**Exercise goal**
Copy out each line that mentions the word "können".
------------------------------------
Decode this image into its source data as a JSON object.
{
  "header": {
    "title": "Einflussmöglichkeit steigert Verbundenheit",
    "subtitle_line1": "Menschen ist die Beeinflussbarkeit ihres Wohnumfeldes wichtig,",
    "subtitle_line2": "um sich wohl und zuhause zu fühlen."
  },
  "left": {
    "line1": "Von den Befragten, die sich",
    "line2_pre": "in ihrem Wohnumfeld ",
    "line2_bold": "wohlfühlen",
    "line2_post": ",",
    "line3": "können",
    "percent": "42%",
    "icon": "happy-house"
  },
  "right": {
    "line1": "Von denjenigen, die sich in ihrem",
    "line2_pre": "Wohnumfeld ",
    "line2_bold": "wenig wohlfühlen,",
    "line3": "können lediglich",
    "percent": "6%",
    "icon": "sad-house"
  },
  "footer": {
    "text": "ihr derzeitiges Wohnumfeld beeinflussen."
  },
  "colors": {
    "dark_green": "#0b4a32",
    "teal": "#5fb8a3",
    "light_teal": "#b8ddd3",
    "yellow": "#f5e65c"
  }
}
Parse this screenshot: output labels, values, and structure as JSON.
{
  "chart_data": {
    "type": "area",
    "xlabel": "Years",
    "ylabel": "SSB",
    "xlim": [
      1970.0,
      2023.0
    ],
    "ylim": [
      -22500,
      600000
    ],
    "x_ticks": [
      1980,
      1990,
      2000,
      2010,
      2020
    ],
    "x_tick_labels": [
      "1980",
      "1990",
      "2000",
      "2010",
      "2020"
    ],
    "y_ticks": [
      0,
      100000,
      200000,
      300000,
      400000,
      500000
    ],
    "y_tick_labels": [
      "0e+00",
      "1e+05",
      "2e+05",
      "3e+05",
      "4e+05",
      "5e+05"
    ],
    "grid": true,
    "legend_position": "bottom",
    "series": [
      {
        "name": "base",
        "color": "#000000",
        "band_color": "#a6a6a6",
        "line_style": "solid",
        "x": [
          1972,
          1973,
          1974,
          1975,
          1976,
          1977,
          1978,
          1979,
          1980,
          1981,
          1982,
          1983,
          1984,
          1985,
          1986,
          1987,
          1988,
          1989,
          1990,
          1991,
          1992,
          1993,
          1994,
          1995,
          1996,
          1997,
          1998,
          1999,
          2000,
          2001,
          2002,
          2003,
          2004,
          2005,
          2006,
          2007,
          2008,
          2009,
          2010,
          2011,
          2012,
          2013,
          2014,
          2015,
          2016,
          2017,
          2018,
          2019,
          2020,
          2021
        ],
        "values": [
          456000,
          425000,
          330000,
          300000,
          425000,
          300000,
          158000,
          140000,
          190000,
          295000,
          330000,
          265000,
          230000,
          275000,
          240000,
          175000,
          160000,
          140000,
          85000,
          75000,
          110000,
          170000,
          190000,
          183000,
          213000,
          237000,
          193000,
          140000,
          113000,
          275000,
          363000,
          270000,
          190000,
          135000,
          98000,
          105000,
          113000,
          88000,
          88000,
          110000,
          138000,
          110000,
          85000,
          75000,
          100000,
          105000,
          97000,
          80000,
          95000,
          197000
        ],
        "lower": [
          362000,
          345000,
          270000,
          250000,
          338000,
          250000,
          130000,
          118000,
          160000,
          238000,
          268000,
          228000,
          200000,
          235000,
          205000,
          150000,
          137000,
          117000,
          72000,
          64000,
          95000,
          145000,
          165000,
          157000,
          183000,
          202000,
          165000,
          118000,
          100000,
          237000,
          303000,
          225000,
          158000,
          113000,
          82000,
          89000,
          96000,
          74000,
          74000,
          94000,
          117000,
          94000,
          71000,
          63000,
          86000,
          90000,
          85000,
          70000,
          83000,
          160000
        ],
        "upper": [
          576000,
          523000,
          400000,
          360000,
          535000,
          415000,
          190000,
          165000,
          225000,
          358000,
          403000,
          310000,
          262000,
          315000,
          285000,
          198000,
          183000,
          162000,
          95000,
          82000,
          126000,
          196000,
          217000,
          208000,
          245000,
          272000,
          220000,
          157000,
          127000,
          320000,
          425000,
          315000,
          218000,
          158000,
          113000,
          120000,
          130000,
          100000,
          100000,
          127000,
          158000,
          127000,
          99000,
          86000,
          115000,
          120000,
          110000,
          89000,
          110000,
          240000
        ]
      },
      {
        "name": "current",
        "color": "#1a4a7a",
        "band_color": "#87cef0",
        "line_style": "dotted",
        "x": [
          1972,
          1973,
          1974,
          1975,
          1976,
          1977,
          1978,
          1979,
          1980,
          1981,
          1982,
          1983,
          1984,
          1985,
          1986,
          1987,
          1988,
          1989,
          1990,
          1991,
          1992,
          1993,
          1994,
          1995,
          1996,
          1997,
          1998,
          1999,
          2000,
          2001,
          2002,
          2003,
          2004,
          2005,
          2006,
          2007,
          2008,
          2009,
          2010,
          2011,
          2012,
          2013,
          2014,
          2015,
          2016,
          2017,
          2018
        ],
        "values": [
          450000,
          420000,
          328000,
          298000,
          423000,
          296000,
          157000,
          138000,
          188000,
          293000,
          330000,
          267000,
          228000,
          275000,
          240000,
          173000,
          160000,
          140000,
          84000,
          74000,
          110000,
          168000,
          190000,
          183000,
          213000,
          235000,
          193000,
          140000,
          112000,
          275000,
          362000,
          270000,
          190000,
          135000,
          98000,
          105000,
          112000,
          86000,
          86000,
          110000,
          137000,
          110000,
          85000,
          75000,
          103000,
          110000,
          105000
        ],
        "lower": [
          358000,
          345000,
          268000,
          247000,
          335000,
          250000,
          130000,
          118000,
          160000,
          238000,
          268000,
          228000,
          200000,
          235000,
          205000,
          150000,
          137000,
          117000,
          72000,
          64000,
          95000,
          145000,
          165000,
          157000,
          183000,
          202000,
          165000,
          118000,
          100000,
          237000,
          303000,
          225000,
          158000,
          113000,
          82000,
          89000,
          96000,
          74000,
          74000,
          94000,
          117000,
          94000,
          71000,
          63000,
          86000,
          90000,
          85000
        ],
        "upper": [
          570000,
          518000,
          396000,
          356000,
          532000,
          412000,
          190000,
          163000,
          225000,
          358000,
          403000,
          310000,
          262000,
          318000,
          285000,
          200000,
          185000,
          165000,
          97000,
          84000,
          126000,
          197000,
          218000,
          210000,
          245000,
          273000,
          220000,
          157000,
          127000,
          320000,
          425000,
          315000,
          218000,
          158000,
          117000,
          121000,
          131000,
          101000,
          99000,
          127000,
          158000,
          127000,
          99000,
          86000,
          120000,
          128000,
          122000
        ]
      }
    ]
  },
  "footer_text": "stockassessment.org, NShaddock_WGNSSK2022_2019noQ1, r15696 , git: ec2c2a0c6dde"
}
------------------------------------
**Expected output**
    "line3": "können",
    "line3": "können lediglich",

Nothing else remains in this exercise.